== To do ==
Print out every line, exactly as written.

== Given data ==
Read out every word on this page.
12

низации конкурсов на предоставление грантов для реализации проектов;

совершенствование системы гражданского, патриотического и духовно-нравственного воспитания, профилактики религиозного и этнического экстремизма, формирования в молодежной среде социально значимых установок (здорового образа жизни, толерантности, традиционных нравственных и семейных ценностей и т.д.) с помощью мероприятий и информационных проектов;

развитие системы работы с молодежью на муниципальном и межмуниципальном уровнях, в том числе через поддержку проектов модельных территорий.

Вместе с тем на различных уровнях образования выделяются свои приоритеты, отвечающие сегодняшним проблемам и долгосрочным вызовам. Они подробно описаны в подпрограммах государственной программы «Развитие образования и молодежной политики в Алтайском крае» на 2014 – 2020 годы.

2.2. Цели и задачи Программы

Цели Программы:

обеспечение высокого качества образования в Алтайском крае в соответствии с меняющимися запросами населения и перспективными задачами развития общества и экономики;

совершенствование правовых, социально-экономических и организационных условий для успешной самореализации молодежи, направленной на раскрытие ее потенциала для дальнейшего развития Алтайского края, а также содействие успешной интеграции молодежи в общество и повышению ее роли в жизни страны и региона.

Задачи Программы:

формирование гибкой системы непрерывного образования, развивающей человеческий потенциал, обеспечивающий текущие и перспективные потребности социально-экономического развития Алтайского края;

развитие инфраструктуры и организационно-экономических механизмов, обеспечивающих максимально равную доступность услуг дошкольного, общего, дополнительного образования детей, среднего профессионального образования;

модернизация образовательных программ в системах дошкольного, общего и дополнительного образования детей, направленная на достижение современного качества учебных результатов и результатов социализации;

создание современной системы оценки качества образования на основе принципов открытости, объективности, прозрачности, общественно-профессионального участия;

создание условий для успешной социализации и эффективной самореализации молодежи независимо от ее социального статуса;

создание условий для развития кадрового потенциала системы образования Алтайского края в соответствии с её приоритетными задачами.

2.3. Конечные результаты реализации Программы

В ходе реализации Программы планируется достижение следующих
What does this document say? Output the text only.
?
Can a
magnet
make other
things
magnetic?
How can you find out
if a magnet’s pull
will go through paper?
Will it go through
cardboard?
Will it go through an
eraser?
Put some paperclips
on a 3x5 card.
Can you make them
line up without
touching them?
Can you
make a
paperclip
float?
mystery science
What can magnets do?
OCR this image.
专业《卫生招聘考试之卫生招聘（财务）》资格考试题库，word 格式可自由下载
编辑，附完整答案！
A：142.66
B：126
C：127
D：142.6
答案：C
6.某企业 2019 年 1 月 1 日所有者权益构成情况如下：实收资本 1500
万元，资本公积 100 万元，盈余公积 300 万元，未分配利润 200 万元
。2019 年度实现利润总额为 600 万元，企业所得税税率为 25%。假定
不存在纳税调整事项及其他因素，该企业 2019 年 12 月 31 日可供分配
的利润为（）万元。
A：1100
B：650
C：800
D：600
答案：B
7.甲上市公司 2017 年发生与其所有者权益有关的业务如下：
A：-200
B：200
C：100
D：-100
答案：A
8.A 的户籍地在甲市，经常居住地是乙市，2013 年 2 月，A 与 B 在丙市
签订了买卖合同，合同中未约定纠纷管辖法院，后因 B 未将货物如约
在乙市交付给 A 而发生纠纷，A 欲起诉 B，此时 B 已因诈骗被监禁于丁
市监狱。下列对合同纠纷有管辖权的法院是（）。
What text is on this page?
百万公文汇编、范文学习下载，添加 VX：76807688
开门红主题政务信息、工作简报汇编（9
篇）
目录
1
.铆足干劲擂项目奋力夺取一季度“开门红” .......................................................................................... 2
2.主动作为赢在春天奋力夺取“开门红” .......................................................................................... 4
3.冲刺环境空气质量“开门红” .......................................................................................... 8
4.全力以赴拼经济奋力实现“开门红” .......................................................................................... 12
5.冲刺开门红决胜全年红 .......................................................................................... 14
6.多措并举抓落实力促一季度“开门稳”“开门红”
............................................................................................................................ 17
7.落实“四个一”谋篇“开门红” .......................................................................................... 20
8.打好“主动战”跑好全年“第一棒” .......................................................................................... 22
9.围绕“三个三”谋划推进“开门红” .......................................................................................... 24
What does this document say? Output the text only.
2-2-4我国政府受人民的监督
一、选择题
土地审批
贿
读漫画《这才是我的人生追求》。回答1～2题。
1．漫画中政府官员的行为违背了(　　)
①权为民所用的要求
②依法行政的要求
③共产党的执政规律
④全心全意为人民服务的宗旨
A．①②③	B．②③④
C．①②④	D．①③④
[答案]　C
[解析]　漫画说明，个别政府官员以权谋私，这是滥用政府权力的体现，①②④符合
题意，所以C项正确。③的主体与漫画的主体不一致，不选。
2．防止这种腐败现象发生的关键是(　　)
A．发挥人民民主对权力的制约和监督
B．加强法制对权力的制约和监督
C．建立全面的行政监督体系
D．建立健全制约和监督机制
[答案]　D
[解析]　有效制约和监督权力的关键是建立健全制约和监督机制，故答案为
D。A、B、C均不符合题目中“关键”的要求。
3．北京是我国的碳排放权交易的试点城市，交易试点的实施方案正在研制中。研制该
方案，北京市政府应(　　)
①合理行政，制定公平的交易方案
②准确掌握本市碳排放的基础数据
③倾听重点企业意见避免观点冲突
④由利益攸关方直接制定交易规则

== Task response ==
Read out every word on this page.
12

низации конкурсов на предоставление грантов для реализации проектов;

совершенствование системы гражданского, патриотического и духовно-нравственного воспитания, профилактики религиозного и этнического экстремизма, формирования в молодежной среде социально значимых установок (здорового образа жизни, толерантности, традиционных нравственных и семейных ценностей и т.д.) с помощью мероприятий и информационных проектов;

развитие системы работы с молодежью на муниципальном и межмуниципальном уровнях, в том числе через поддержку проектов модельных территорий.

Вместе с тем на различных уровнях образования выделяются свои приоритеты, отвечающие сегодняшним проблемам и долгосрочным вызовам. Они подробно описаны в подпрограммах государственной программы «Развитие образования и молодежной политики в Алтайском крае» на 2014 – 2020 годы.

2.2. Цели и задачи Программы

Цели Программы:

обеспечение высокого качества образования в Алтайском крае в соответствии с меняющимися запросами населения и перспективными задачами развития общества и экономики;

совершенствование правовых, социально-экономических и организационных условий для успешной самореализации молодежи, направленной на раскрытие ее потенциала для дальнейшего развития Алтайского края, а также содействие успешной интеграции молодежи в общество и повышению ее роли в жизни страны и региона.

Задачи Программы:

формирование гибкой системы непрерывного образования, развивающей человеческий потенциал, обеспечивающий текущие и перспективные потребности социально-экономического развития Алтайского края;

развитие инфраструктуры и организационно-экономических механизмов, обеспечивающих максимально равную доступность услуг дошкольного, общего, дополнительного образования детей, среднего профессионального образования;

модернизация образовательных программ в системах дошкольного, общего и дополнительного образования детей, направленная на достижение современного качества учебных результатов и результатов социализации;

создание современной системы оценки качества образования на основе принципов открытости, объективности, прозрачности, общественно-профессионального участия;

создание условий для успешной социализации и эффективной самореализации молодежи независимо от ее социального статуса;

создание условий для развития кадрового потенциала системы образования Алтайского края в соответствии с её приоритетными задачами.

2.3. Конечные результаты реализации Программы

В ходе реализации Программы планируется достижение следующих
What does this document say? Output the text only.
?
Can a
magnet
make other
things
magnetic?
How can you find out
if a magnet’s pull
will go through paper?
Will it go through
cardboard?
Will it go through an
eraser?
Put some paperclips
on a 3x5 card.
Can you make them
line up without
touching them?
Can you
make a
paperclip
float?
mystery science
What can magnets do?
OCR this image.
专业《卫生招聘考试之卫生招聘（财务）》资格考试题库，word 格式可自由下载
编辑，附完整答案！
A：142.66
B：126
C：127
D：142.6
答案：C
6.某企业 2019 年 1 月 1 日所有者权益构成情况如下：实收资本 1500
万元，资本公积 100 万元，盈余公积 300 万元，未分配利润 200 万元
。2019 年度实现利润总额为 600 万元，企业所得税税率为 25%。假定
不存在纳税调整事项及其他因素，该企业 2019 年 12 月 31 日可供分配
的利润为（）万元。
A：1100
B：650
C：800
D：600
答案：B
7.甲上市公司 2017 年发生与其所有者权益有关的业务如下：
A：-200
B：200
C：100
D：-100
答案：A
8.A 的户籍地在甲市，经常居住地是乙市，2013 年 2 月，A 与 B 在丙市
签订了买卖合同，合同中未约定纠纷管辖法院，后因 B 未将货物如约
在乙市交付给 A 而发生纠纷，A 欲起诉 B，此时 B 已因诈骗被监禁于丁
市监狱。下列对合同纠纷有管辖权的法院是（）。
What text is on this page?
百万公文汇编、范文学习下载，添加 VX：76807688
开门红主题政务信息、工作简报汇编（9
篇）
目录
1
.铆足干劲擂项目奋力夺取一季度“开门红” .......................................................................................... 2
2.主动作为赢在春天奋力夺取“开门红” .......................................................................................... 4
3.冲刺环境空气质量“开门红” .......................................................................................... 8
4.全力以赴拼经济奋力实现“开门红” .......................................................................................... 12
5.冲刺开门红决胜全年红 .......................................................................................... 14
6.多措并举抓落实力促一季度“开门稳”“开门红”
............................................................................................................................ 17
7.落实“四个一”谋篇“开门红” .......................................................................................... 20
8.打好“主动战”跑好全年“第一棒” .......................................................................................... 22
9.围绕“三个三”谋划推进“开门红” .......................................................................................... 24
What does this document say? Output the text only.
2-2-4我国政府受人民的监督
一、选择题
土地审批
贿
读漫画《这才是我的人生追求》。回答1～2题。
1．漫画中政府官员的行为违背了(　　)
①权为民所用的要求
②依法行政的要求
③共产党的执政规律
④全心全意为人民服务的宗旨
A．①②③	B．②③④
C．①②④	D．①③④
[答案]　C
[解析]　漫画说明，个别政府官员以权谋私，这是滥用政府权力的体现，①②④符合
题意，所以C项正确。③的主体与漫画的主体不一致，不选。
2．防止这种腐败现象发生的关键是(　　)
A．发挥人民民主对权力的制约和监督
B．加强法制对权力的制约和监督
C．建立全面的行政监督体系
D．建立健全制约和监督机制
[答案]　D
[解析]　有效制约和监督权力的关键是建立健全制约和监督机制，故答案为
D。A、B、C均不符合题目中“关键”的要求。
3．北京是我国的碳排放权交易的试点城市，交易试点的实施方案正在研制中。研制该
方案，北京市政府应(　　)
①合理行政，制定公平的交易方案
②准确掌握本市碳排放的基础数据
③倾听重点企业意见避免观点冲突
④由利益攸关方直接制定交易规则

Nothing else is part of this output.